### Aim of the task
From the entries that follow, extract each line holding the string "screenshot".

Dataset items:

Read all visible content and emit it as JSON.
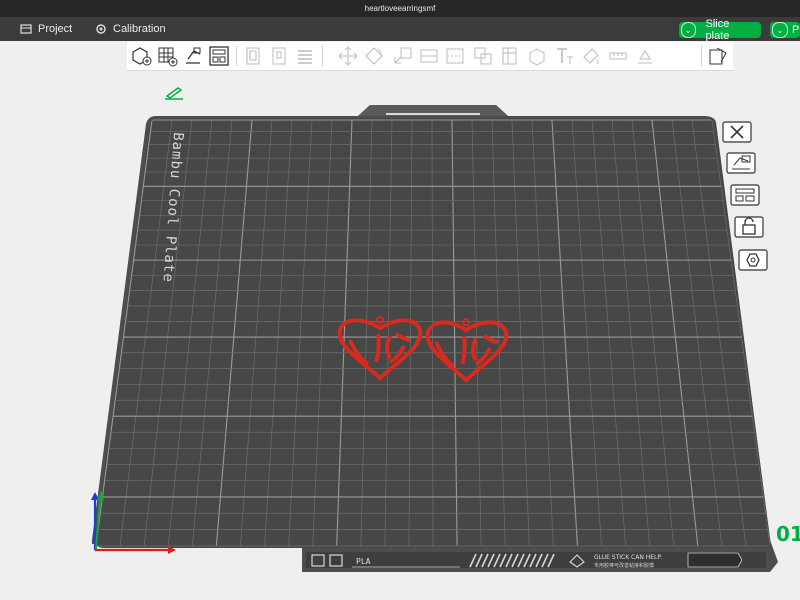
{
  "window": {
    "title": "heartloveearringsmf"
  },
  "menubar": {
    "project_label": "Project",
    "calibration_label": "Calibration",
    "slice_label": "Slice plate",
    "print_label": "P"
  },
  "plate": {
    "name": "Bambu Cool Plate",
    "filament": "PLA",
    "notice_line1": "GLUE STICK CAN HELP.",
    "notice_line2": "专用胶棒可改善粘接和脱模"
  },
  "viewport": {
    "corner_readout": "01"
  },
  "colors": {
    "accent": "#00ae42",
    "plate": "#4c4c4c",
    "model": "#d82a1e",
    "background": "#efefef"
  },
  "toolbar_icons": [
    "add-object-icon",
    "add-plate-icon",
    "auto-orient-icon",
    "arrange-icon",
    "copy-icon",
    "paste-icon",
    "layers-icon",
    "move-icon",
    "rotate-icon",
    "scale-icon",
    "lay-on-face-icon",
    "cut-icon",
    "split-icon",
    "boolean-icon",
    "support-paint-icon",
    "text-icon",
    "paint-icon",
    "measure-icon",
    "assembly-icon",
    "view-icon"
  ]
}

...

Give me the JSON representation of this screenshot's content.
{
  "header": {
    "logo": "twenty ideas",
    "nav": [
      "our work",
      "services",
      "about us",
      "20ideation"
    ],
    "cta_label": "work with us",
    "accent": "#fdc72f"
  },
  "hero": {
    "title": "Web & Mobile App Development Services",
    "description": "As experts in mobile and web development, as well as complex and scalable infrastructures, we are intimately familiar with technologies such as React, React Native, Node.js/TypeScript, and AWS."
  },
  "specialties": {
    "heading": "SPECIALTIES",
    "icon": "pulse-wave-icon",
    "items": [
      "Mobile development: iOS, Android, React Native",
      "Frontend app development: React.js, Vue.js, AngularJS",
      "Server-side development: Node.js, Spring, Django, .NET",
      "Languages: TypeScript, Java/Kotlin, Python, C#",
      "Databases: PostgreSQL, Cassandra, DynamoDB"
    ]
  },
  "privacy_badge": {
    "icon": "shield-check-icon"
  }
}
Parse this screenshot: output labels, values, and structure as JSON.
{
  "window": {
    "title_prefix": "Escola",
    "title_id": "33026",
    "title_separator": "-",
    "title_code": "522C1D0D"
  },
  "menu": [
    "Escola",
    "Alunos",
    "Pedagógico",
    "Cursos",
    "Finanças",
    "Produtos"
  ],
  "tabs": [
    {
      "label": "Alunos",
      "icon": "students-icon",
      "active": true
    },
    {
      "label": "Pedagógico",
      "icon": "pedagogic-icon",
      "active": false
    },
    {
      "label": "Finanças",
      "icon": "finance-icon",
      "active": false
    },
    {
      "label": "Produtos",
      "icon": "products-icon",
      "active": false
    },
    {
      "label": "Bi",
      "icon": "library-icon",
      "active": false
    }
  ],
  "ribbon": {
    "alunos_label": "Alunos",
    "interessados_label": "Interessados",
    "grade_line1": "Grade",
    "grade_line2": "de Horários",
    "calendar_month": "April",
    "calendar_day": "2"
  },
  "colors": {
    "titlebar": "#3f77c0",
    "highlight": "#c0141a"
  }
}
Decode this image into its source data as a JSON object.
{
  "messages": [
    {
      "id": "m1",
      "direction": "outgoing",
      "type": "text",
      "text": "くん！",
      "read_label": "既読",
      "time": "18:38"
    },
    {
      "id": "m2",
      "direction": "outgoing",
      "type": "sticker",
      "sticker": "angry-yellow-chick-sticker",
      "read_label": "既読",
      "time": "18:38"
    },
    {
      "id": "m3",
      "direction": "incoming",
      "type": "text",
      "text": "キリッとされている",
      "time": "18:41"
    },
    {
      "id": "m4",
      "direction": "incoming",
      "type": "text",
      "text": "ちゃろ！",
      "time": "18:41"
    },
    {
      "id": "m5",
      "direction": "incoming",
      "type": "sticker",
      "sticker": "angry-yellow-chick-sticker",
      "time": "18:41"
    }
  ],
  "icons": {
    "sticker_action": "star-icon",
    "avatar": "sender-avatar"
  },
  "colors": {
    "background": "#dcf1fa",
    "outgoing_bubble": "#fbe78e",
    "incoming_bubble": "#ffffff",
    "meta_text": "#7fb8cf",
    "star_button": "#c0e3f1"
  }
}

### Output of the exercise
Give me the JSON representation of this screenshot's content.
Parse this screenshot: output labels, values, and structure as JSON.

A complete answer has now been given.